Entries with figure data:
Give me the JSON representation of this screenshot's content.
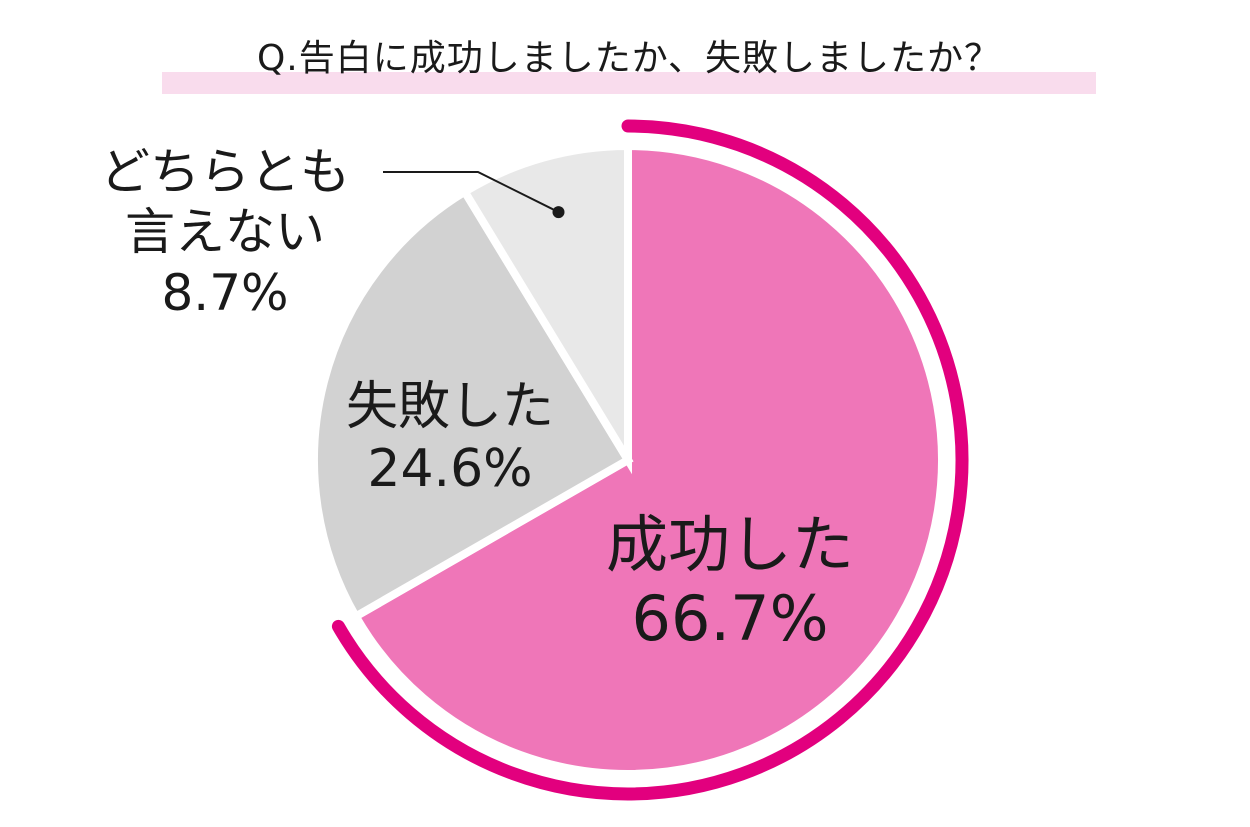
{
  "chart_data": {
    "type": "pie",
    "title": "Q.告白に成功しましたか、失敗しましたか？",
    "start": "12 o'clock, clockwise",
    "slices": [
      {
        "label": "成功した",
        "value": 66.7,
        "value_label": "66.7%",
        "color": "#ef76b8",
        "highlight_ring_color": "#e2007e"
      },
      {
        "label": "失敗した",
        "value": 24.6,
        "value_label": "24.6%",
        "color": "#d2d2d2"
      },
      {
        "label_lines": [
          "どちらとも",
          "言えない"
        ],
        "value": 8.7,
        "value_label": "8.7%",
        "color": "#e8e8e8",
        "leader_line": true
      }
    ],
    "title_underline_color": "#f9dced",
    "separator_color": "#ffffff",
    "leader_color": "#1a1a1a"
  }
}
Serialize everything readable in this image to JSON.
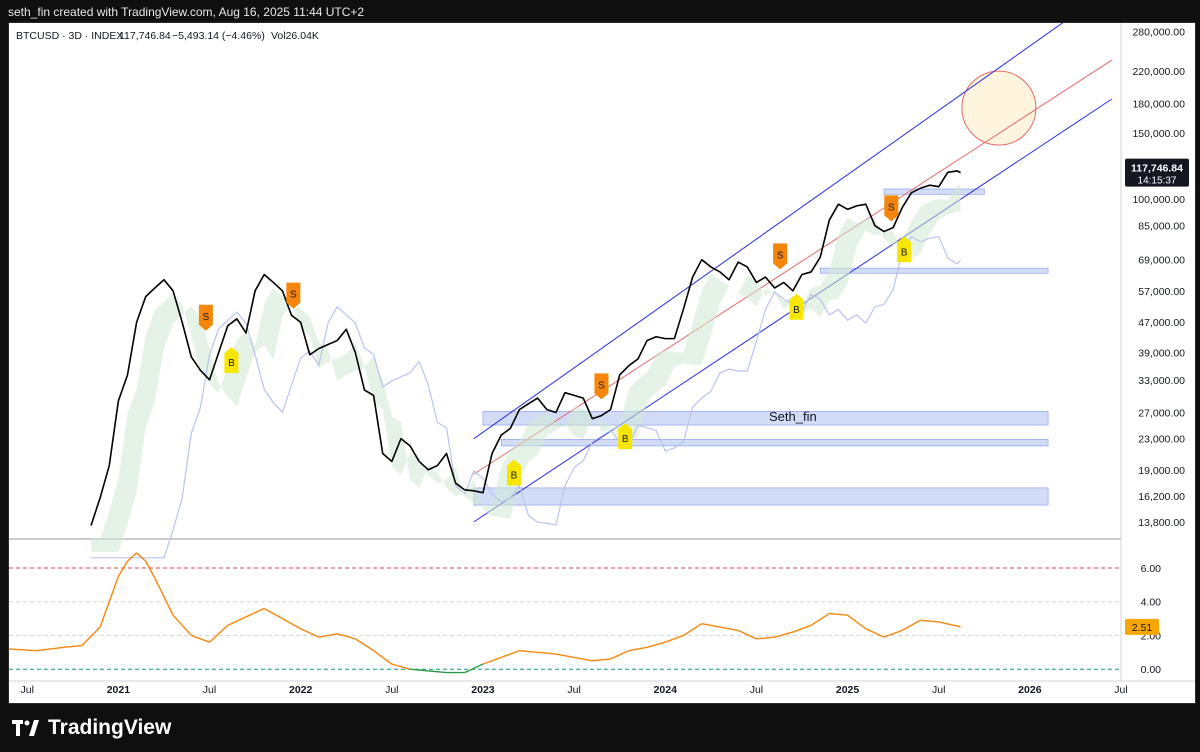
{
  "header": {
    "caption": "seth_fin created with TradingView.com, Aug 16, 2025 11:44 UTC+2"
  },
  "legend": {
    "symbol": "BTCUSD · 3D · INDEX",
    "price": "117,746.84",
    "change": "−5,493.14 (−4.46%)",
    "volume": "Vol26.04K"
  },
  "last_price": {
    "value": "117,746.84",
    "countdown": "14:15:37",
    "color": "#131722"
  },
  "oscillator": {
    "last_value": "2.51",
    "color": "#f7a600"
  },
  "annotation": {
    "text": "Seth_fin"
  },
  "footer": {
    "brand": "TradingView"
  },
  "colors": {
    "channel": "#2a2edb",
    "midline": "#e46a6a",
    "sell_marker": "#f5860b",
    "buy_marker": "#f9e600",
    "support_zone": "#aebff0"
  },
  "chart_data": [
    {
      "type": "line",
      "title": "BTCUSD · 3D · INDEX",
      "yscale": "log",
      "ylim": [
        12500,
        295000
      ],
      "y_ticks": [
        280000,
        220000,
        180000,
        150000,
        100000,
        85000,
        69000,
        57000,
        47000,
        39000,
        33000,
        27000,
        23000,
        19000,
        16200,
        13800
      ],
      "x_ticks": [
        "Jul",
        "2021",
        "Jul",
        "2022",
        "Jul",
        "2023",
        "Jul",
        "2024",
        "Jul",
        "2025",
        "Jul",
        "2026",
        "Jul"
      ],
      "x_tick_years": [
        2020.5,
        2021.0,
        2021.5,
        2022.0,
        2022.5,
        2023.0,
        2023.5,
        2024.0,
        2024.5,
        2025.0,
        2025.5,
        2026.0,
        2026.5
      ],
      "xlim": [
        2020.4,
        2026.5
      ],
      "series": [
        {
          "name": "BTCUSD price",
          "x": [
            2020.85,
            2020.9,
            2020.95,
            2021.0,
            2021.05,
            2021.1,
            2021.15,
            2021.2,
            2021.25,
            2021.3,
            2021.35,
            2021.4,
            2021.45,
            2021.5,
            2021.55,
            2021.6,
            2021.65,
            2021.7,
            2021.75,
            2021.8,
            2021.85,
            2021.9,
            2021.95,
            2022.0,
            2022.05,
            2022.1,
            2022.15,
            2022.2,
            2022.25,
            2022.3,
            2022.35,
            2022.4,
            2022.45,
            2022.5,
            2022.55,
            2022.6,
            2022.65,
            2022.7,
            2022.75,
            2022.8,
            2022.85,
            2022.9,
            2022.95,
            2023.0,
            2023.05,
            2023.1,
            2023.15,
            2023.2,
            2023.25,
            2023.3,
            2023.35,
            2023.4,
            2023.45,
            2023.5,
            2023.55,
            2023.6,
            2023.65,
            2023.7,
            2023.75,
            2023.8,
            2023.85,
            2023.9,
            2023.95,
            2024.0,
            2024.05,
            2024.1,
            2024.15,
            2024.2,
            2024.25,
            2024.3,
            2024.35,
            2024.4,
            2024.45,
            2024.5,
            2024.55,
            2024.6,
            2024.65,
            2024.7,
            2024.75,
            2024.8,
            2024.85,
            2024.9,
            2024.95,
            2025.0,
            2025.05,
            2025.1,
            2025.15,
            2025.2,
            2025.25,
            2025.3,
            2025.35,
            2025.4,
            2025.45,
            2025.5,
            2025.55,
            2025.6,
            2025.62
          ],
          "values": [
            13500,
            16000,
            19500,
            29000,
            34000,
            47000,
            55000,
            58000,
            61000,
            57000,
            47000,
            38000,
            35000,
            33000,
            39000,
            46000,
            48000,
            44000,
            57000,
            63000,
            60000,
            57000,
            49000,
            47000,
            38500,
            40000,
            41000,
            42000,
            45000,
            39000,
            31000,
            30000,
            21000,
            20000,
            23000,
            22000,
            20000,
            19000,
            19500,
            21000,
            17500,
            16800,
            16700,
            16500,
            21000,
            23500,
            24500,
            27500,
            28500,
            29500,
            27500,
            27000,
            30500,
            30000,
            29500,
            26000,
            26500,
            27500,
            34000,
            36000,
            37500,
            42000,
            43000,
            42500,
            42500,
            51000,
            62000,
            69000,
            66000,
            64000,
            61000,
            68000,
            66000,
            60000,
            62000,
            58000,
            60000,
            57000,
            63000,
            64000,
            70000,
            88000,
            97000,
            94000,
            96000,
            97000,
            85000,
            82000,
            84000,
            95000,
            104000,
            107000,
            109000,
            108000,
            118000,
            119000,
            117747
          ]
        },
        {
          "name": "Oscillator",
          "x": [
            2020.4,
            2020.55,
            2020.7,
            2020.8,
            2020.9,
            2021.0,
            2021.05,
            2021.1,
            2021.15,
            2021.2,
            2021.3,
            2021.4,
            2021.5,
            2021.6,
            2021.7,
            2021.8,
            2021.9,
            2022.0,
            2022.1,
            2022.2,
            2022.3,
            2022.4,
            2022.5,
            2022.6,
            2022.7,
            2022.8,
            2022.9,
            2023.0,
            2023.1,
            2023.2,
            2023.3,
            2023.4,
            2023.5,
            2023.6,
            2023.7,
            2023.8,
            2023.9,
            2024.0,
            2024.1,
            2024.2,
            2024.3,
            2024.4,
            2024.5,
            2024.6,
            2024.7,
            2024.8,
            2024.9,
            2025.0,
            2025.1,
            2025.2,
            2025.3,
            2025.4,
            2025.5,
            2025.62
          ],
          "values": [
            1.2,
            1.1,
            1.3,
            1.4,
            2.5,
            5.5,
            6.4,
            6.9,
            6.4,
            5.4,
            3.2,
            2.0,
            1.6,
            2.6,
            3.1,
            3.6,
            3.0,
            2.4,
            1.9,
            2.1,
            1.8,
            1.1,
            0.3,
            0.0,
            -0.1,
            -0.2,
            -0.2,
            0.3,
            0.7,
            1.1,
            1.0,
            0.9,
            0.7,
            0.5,
            0.6,
            1.1,
            1.3,
            1.6,
            2.0,
            2.7,
            2.5,
            2.3,
            1.8,
            1.9,
            2.2,
            2.6,
            3.3,
            3.2,
            2.4,
            1.9,
            2.3,
            2.9,
            2.8,
            2.51
          ]
        }
      ],
      "horizontal_levels": [
        280000,
        220000,
        180000,
        150000,
        100000,
        85000,
        69000,
        57000,
        47000,
        39000,
        33000,
        27000,
        23000,
        19000,
        16200,
        13800
      ],
      "osc_levels": [
        6.0,
        4.0,
        2.0,
        0.0
      ],
      "signals": [
        {
          "type": "S",
          "x": 2021.48,
          "y": 48000
        },
        {
          "type": "B",
          "x": 2021.62,
          "y": 37500
        },
        {
          "type": "S",
          "x": 2021.96,
          "y": 55000
        },
        {
          "type": "S",
          "x": 2023.65,
          "y": 31500
        },
        {
          "type": "B",
          "x": 2023.17,
          "y": 18800
        },
        {
          "type": "B",
          "x": 2023.78,
          "y": 23500
        },
        {
          "type": "S",
          "x": 2024.63,
          "y": 70000
        },
        {
          "type": "B",
          "x": 2024.72,
          "y": 52000
        },
        {
          "type": "S",
          "x": 2025.24,
          "y": 94000
        },
        {
          "type": "B",
          "x": 2025.31,
          "y": 74000
        }
      ],
      "oscillator_ylim": [
        -0.7,
        7.6
      ],
      "oscillator_ticks": [
        6.0,
        4.0,
        2.0,
        0.0
      ]
    }
  ]
}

Problem to solve: Take every line containing the word "INDEX" and copy it.

Reply:
    "symbol": "BTCUSD · 3D · INDEX",
      "title": "BTCUSD · 3D · INDEX",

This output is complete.